Output the data word for word, dropping every image.

## BEGIN

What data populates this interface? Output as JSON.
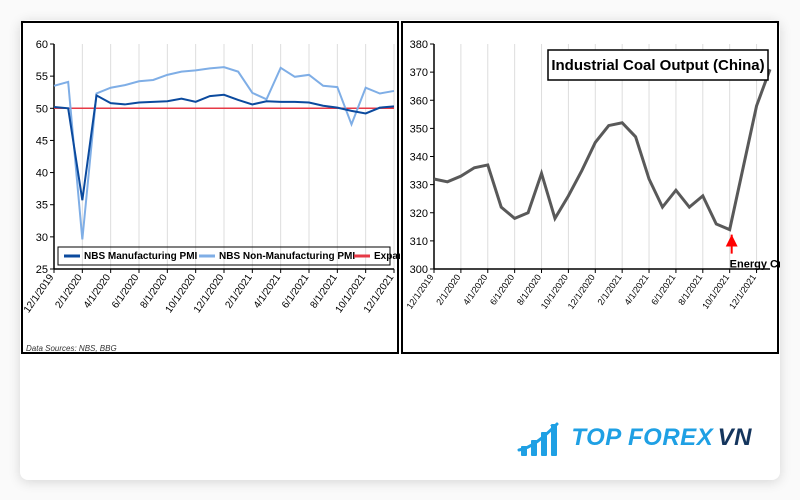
{
  "layout": {
    "card_bg": "#ffffff",
    "page_bg": "#fafafa"
  },
  "palette": {
    "mfg_pmi": "#0b4a9e",
    "nonmfg_pmi": "#7faee6",
    "expansion_line": "#e63946",
    "coal_line": "#595959",
    "grid": "#dddddd",
    "axis": "#000000",
    "arrow": "#ff0000",
    "logo_blue": "#1fa0e4",
    "logo_navy": "#14355d"
  },
  "left_chart": {
    "type": "line",
    "title": null,
    "y": {
      "min": 25,
      "max": 60,
      "step": 5
    },
    "x_labels": [
      "12/1/2019",
      "2/1/2020",
      "4/1/2020",
      "6/1/2020",
      "8/1/2020",
      "10/1/2020",
      "12/1/2020",
      "2/1/2021",
      "4/1/2021",
      "6/1/2021",
      "8/1/2021",
      "10/1/2021",
      "12/1/2021"
    ],
    "series": {
      "mfg": {
        "name": "NBS Manufacturing PMI",
        "values": [
          50.2,
          50.0,
          35.7,
          52.0,
          50.8,
          50.6,
          50.9,
          51.0,
          51.1,
          51.5,
          51.0,
          51.9,
          52.1,
          51.3,
          50.6,
          51.1,
          51.0,
          51.0,
          50.9,
          50.4,
          50.1,
          49.6,
          49.2,
          50.1,
          50.3
        ]
      },
      "nonmfg": {
        "name": "NBS Non-Manufacturing PMI",
        "values": [
          53.5,
          54.1,
          29.6,
          52.3,
          53.2,
          53.6,
          54.2,
          54.4,
          55.2,
          55.7,
          55.9,
          56.2,
          56.4,
          55.7,
          52.4,
          51.4,
          56.3,
          54.9,
          55.2,
          53.5,
          53.3,
          47.5,
          53.2,
          52.3,
          52.7
        ]
      },
      "expansion": {
        "name": "Expansion/Contraction",
        "value": 50
      }
    },
    "legend": {
      "items": [
        {
          "key": "mfg",
          "label": "NBS Manufacturing PMI"
        },
        {
          "key": "nonmfg",
          "label": "NBS Non-Manufacturing PMI"
        },
        {
          "key": "expansion",
          "label": "Expansion/Contraction"
        }
      ]
    },
    "source": "Data Sources: NBS, BBG"
  },
  "right_chart": {
    "type": "line",
    "title": "Industrial Coal Output (China)",
    "y": {
      "min": 300,
      "max": 380,
      "step": 10
    },
    "x_labels": [
      "12/1/2019",
      "2/1/2020",
      "4/1/2020",
      "6/1/2020",
      "8/1/2020",
      "10/1/2020",
      "12/1/2020",
      "2/1/2021",
      "4/1/2021",
      "6/1/2021",
      "8/1/2021",
      "10/1/2021",
      "12/1/2021"
    ],
    "series": {
      "coal": {
        "name": "Industrial Coal Output",
        "values": [
          332,
          331,
          333,
          336,
          337,
          322,
          318,
          320,
          334,
          318,
          326,
          335,
          345,
          351,
          352,
          347,
          332,
          322,
          328,
          322,
          326,
          316,
          314,
          336,
          358,
          371
        ]
      }
    },
    "annotation": {
      "text": "Energy Crunch",
      "arrow_target_index": 22,
      "arrow_color": "#ff0000"
    }
  },
  "logo": {
    "brand_a": "TOP FOREX",
    "brand_b": "VN"
  }
}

## END

**TASK ANSWER:**
What data populates this interface? Output as JSON.
{
  "layout": {
    "card_bg": "#ffffff",
    "page_bg": "#fafafa"
  },
  "palette": {
    "mfg_pmi": "#0b4a9e",
    "nonmfg_pmi": "#7faee6",
    "expansion_line": "#e63946",
    "coal_line": "#595959",
    "grid": "#dddddd",
    "axis": "#000000",
    "arrow": "#ff0000",
    "logo_blue": "#1fa0e4",
    "logo_navy": "#14355d"
  },
  "left_chart": {
    "type": "line",
    "title": null,
    "y": {
      "min": 25,
      "max": 60,
      "step": 5
    },
    "x_labels": [
      "12/1/2019",
      "2/1/2020",
      "4/1/2020",
      "6/1/2020",
      "8/1/2020",
      "10/1/2020",
      "12/1/2020",
      "2/1/2021",
      "4/1/2021",
      "6/1/2021",
      "8/1/2021",
      "10/1/2021",
      "12/1/2021"
    ],
    "series": {
      "mfg": {
        "name": "NBS Manufacturing PMI",
        "values": [
          50.2,
          50.0,
          35.7,
          52.0,
          50.8,
          50.6,
          50.9,
          51.0,
          51.1,
          51.5,
          51.0,
          51.9,
          52.1,
          51.3,
          50.6,
          51.1,
          51.0,
          51.0,
          50.9,
          50.4,
          50.1,
          49.6,
          49.2,
          50.1,
          50.3
        ]
      },
      "nonmfg": {
        "name": "NBS Non-Manufacturing PMI",
        "values": [
          53.5,
          54.1,
          29.6,
          52.3,
          53.2,
          53.6,
          54.2,
          54.4,
          55.2,
          55.7,
          55.9,
          56.2,
          56.4,
          55.7,
          52.4,
          51.4,
          56.3,
          54.9,
          55.2,
          53.5,
          53.3,
          47.5,
          53.2,
          52.3,
          52.7
        ]
      },
      "expansion": {
        "name": "Expansion/Contraction",
        "value": 50
      }
    },
    "legend": {
      "items": [
        {
          "key": "mfg",
          "label": "NBS Manufacturing PMI"
        },
        {
          "key": "nonmfg",
          "label": "NBS Non-Manufacturing PMI"
        },
        {
          "key": "expansion",
          "label": "Expansion/Contraction"
        }
      ]
    },
    "source": "Data Sources: NBS, BBG"
  },
  "right_chart": {
    "type": "line",
    "title": "Industrial Coal Output (China)",
    "y": {
      "min": 300,
      "max": 380,
      "step": 10
    },
    "x_labels": [
      "12/1/2019",
      "2/1/2020",
      "4/1/2020",
      "6/1/2020",
      "8/1/2020",
      "10/1/2020",
      "12/1/2020",
      "2/1/2021",
      "4/1/2021",
      "6/1/2021",
      "8/1/2021",
      "10/1/2021",
      "12/1/2021"
    ],
    "series": {
      "coal": {
        "name": "Industrial Coal Output",
        "values": [
          332,
          331,
          333,
          336,
          337,
          322,
          318,
          320,
          334,
          318,
          326,
          335,
          345,
          351,
          352,
          347,
          332,
          322,
          328,
          322,
          326,
          316,
          314,
          336,
          358,
          371
        ]
      }
    },
    "annotation": {
      "text": "Energy Crunch",
      "arrow_target_index": 22,
      "arrow_color": "#ff0000"
    }
  },
  "logo": {
    "brand_a": "TOP FOREX",
    "brand_b": "VN"
  }
}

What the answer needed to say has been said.